Element location listings:

==========

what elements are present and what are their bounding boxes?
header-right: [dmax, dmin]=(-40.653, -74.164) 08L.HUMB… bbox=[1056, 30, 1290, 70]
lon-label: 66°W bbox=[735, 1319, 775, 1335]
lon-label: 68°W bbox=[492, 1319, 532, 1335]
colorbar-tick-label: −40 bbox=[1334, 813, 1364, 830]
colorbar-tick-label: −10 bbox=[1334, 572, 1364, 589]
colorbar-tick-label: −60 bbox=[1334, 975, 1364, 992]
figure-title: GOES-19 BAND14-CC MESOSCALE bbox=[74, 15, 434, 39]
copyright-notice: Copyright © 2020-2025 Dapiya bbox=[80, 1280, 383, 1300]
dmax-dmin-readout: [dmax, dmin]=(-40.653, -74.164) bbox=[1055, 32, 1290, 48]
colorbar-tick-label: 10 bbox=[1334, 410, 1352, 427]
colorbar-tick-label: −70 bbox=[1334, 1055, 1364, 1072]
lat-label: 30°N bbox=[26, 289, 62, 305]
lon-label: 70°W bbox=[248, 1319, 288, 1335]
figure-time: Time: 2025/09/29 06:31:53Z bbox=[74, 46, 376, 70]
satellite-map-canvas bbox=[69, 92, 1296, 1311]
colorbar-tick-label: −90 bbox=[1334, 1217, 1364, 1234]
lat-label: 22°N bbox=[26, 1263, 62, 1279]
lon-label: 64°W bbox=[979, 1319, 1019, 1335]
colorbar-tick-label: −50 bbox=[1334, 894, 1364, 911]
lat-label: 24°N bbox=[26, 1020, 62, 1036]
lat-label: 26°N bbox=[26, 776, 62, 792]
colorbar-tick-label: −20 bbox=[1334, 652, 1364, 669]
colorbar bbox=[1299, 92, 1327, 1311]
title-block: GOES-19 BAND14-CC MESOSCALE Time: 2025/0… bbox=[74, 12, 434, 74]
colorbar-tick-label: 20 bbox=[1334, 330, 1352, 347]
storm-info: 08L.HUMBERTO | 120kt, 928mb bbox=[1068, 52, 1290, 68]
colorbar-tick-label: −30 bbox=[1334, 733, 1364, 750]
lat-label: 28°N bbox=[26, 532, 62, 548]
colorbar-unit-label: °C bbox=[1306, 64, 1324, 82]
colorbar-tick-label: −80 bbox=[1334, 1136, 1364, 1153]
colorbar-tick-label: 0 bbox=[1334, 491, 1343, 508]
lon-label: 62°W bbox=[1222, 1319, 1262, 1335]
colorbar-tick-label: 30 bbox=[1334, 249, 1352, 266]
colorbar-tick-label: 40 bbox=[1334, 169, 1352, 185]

==========

- [STATED EXERCISE] Copy the listing above line for line, leaving every character unchanged.

- [PROBLEM SOLUTION]
what elements are present and what are their bounding boxes?
header-right: [dmax, dmin]=(-40.653, -74.164) 08L.HUMB… bbox=[1056, 30, 1290, 70]
lon-label: 66°W bbox=[735, 1319, 775, 1335]
lon-label: 68°W bbox=[492, 1319, 532, 1335]
colorbar-tick-label: −40 bbox=[1334, 813, 1364, 830]
colorbar-tick-label: −10 bbox=[1334, 572, 1364, 589]
colorbar-tick-label: −60 bbox=[1334, 975, 1364, 992]
figure-title: GOES-19 BAND14-CC MESOSCALE bbox=[74, 15, 434, 39]
copyright-notice: Copyright © 2020-2025 Dapiya bbox=[80, 1280, 383, 1300]
dmax-dmin-readout: [dmax, dmin]=(-40.653, -74.164) bbox=[1055, 32, 1290, 48]
colorbar-tick-label: 10 bbox=[1334, 410, 1352, 427]
colorbar-tick-label: −70 bbox=[1334, 1055, 1364, 1072]
lat-label: 30°N bbox=[26, 289, 62, 305]
lon-label: 70°W bbox=[248, 1319, 288, 1335]
figure-time: Time: 2025/09/29 06:31:53Z bbox=[74, 46, 376, 70]
satellite-map-canvas bbox=[69, 92, 1296, 1311]
colorbar-tick-label: −90 bbox=[1334, 1217, 1364, 1234]
lat-label: 22°N bbox=[26, 1263, 62, 1279]
lon-label: 64°W bbox=[979, 1319, 1019, 1335]
colorbar-tick-label: −50 bbox=[1334, 894, 1364, 911]
lat-label: 24°N bbox=[26, 1020, 62, 1036]
lat-label: 26°N bbox=[26, 776, 62, 792]
colorbar-tick-label: −20 bbox=[1334, 652, 1364, 669]
colorbar bbox=[1299, 92, 1327, 1311]
title-block: GOES-19 BAND14-CC MESOSCALE Time: 2025/0… bbox=[74, 12, 434, 74]
colorbar-tick-label: 20 bbox=[1334, 330, 1352, 347]
storm-info: 08L.HUMBERTO | 120kt, 928mb bbox=[1068, 52, 1290, 68]
colorbar-tick-label: −30 bbox=[1334, 733, 1364, 750]
lat-label: 28°N bbox=[26, 532, 62, 548]
colorbar-unit-label: °C bbox=[1306, 64, 1324, 82]
colorbar-tick-label: −80 bbox=[1334, 1136, 1364, 1153]
colorbar-tick-label: 0 bbox=[1334, 491, 1343, 508]
lon-label: 62°W bbox=[1222, 1319, 1262, 1335]
colorbar-tick-label: 30 bbox=[1334, 249, 1352, 266]
colorbar-tick-label: 40 bbox=[1334, 169, 1352, 185]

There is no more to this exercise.